start

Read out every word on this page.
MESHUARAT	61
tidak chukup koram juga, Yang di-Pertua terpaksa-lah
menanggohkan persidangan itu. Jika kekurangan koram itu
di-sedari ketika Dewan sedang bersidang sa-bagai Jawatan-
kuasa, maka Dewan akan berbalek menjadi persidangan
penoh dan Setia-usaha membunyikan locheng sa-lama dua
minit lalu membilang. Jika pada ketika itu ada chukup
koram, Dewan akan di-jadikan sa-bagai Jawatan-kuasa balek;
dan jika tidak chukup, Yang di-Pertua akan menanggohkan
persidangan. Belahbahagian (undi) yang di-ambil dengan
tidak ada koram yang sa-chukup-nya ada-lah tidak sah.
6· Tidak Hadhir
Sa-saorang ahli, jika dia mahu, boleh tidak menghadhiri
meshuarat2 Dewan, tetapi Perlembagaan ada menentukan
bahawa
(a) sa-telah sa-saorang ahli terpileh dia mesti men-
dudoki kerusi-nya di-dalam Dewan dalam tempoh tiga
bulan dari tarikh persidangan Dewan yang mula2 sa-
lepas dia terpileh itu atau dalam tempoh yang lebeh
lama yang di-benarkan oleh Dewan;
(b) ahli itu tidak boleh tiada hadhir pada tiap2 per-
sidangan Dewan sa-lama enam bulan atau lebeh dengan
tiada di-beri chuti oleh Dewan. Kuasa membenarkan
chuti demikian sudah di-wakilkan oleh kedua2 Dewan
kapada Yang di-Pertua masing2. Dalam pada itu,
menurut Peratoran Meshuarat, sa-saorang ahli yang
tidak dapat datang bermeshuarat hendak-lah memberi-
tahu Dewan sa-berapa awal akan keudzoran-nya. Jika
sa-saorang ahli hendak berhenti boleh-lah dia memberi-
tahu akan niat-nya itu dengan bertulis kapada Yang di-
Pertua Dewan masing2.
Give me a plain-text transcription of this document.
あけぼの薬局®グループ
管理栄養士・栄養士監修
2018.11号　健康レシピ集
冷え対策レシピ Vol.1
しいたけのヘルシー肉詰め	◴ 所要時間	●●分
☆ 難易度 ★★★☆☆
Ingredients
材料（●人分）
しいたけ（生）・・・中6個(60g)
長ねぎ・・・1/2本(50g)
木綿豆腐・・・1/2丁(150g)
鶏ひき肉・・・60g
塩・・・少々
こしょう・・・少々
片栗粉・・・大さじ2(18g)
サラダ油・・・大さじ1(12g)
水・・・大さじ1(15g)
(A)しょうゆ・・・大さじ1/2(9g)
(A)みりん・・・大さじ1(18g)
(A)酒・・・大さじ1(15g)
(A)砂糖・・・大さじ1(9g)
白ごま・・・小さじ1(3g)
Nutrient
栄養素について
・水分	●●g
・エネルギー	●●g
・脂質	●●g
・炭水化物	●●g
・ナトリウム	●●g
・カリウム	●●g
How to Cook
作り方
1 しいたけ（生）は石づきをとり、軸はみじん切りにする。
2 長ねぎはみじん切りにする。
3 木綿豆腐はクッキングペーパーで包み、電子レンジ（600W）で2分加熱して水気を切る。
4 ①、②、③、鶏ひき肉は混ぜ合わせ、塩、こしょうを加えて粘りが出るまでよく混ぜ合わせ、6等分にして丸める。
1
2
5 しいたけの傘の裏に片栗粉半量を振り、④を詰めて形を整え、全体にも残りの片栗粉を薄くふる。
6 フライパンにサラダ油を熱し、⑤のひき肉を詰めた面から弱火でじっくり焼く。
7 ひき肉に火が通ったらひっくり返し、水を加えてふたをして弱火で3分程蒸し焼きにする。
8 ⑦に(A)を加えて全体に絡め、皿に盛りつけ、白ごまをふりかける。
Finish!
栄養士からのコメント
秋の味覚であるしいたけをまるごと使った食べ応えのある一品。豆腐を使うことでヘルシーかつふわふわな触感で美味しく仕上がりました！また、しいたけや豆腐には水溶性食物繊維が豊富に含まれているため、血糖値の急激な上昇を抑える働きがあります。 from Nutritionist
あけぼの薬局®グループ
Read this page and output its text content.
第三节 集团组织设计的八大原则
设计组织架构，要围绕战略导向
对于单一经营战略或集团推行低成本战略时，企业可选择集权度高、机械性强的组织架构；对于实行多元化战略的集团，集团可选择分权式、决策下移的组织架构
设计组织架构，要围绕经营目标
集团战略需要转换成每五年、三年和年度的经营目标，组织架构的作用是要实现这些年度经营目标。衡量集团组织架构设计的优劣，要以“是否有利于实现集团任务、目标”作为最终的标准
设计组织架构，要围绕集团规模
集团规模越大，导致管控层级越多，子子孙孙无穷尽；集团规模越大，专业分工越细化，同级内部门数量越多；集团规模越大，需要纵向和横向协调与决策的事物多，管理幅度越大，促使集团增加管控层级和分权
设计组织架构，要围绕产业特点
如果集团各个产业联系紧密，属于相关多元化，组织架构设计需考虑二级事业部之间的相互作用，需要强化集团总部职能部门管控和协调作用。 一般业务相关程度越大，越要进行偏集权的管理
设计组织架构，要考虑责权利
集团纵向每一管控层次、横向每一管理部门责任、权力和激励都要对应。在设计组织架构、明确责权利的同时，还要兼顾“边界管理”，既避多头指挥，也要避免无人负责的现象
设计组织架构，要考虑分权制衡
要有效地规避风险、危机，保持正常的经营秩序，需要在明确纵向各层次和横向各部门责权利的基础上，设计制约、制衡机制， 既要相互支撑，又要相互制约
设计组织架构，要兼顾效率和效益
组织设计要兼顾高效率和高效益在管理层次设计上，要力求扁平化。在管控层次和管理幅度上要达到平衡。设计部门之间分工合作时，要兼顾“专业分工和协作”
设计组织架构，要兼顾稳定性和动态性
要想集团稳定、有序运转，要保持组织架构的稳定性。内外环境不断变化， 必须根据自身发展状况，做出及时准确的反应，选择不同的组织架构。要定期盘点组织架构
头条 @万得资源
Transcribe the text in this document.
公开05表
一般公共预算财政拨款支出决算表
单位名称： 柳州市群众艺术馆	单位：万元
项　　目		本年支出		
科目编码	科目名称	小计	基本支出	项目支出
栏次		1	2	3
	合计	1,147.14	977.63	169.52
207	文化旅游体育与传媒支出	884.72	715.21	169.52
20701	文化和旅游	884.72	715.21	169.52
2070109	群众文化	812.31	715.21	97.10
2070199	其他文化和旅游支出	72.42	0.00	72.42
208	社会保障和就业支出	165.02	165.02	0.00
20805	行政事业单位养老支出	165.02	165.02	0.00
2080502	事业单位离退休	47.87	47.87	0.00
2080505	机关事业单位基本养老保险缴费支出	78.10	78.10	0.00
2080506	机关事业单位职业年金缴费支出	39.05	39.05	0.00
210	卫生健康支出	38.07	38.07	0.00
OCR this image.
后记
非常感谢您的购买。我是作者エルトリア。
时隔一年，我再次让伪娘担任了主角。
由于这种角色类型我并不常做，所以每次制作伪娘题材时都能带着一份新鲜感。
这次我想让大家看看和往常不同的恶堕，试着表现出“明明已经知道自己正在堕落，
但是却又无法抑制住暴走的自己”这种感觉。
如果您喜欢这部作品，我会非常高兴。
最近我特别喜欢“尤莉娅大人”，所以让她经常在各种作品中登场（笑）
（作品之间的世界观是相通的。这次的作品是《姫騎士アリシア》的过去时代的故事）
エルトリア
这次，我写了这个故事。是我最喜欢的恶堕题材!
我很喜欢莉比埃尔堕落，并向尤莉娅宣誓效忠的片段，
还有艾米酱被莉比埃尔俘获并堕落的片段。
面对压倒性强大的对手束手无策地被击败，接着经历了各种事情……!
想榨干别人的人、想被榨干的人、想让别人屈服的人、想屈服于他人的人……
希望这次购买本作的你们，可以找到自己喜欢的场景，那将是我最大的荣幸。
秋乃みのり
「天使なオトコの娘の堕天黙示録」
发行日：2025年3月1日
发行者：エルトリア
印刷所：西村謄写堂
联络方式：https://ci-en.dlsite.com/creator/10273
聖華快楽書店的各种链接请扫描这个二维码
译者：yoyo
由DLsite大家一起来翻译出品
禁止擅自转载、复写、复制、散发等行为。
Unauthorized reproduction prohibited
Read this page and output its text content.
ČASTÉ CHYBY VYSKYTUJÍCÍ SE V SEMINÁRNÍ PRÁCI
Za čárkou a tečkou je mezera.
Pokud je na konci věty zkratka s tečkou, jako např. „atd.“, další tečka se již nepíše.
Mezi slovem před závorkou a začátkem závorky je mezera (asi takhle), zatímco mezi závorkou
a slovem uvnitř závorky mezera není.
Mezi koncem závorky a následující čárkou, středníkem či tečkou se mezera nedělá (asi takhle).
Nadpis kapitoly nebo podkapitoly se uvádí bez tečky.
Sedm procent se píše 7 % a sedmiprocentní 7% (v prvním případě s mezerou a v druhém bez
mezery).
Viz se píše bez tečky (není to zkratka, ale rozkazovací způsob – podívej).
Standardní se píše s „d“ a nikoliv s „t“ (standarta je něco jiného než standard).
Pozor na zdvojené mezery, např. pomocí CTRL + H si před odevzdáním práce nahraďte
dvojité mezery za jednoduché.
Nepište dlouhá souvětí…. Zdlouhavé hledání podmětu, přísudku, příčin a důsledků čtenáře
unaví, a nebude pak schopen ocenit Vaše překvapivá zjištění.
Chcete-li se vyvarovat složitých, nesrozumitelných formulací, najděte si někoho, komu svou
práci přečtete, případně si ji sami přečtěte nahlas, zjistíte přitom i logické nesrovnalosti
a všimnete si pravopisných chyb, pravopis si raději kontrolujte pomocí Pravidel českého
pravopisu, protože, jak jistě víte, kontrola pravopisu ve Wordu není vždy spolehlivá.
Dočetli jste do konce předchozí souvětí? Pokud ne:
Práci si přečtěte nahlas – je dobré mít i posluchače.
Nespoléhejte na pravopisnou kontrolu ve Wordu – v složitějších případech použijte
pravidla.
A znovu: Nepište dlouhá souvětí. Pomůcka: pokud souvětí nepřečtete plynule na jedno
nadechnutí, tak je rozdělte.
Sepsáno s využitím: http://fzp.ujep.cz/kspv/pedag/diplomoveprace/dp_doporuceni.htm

end

**Exercise aim:**
How many of the listing's lines contain "tempoh"? Respond with a single number and nothing else.

**Answer for this exercise:**
2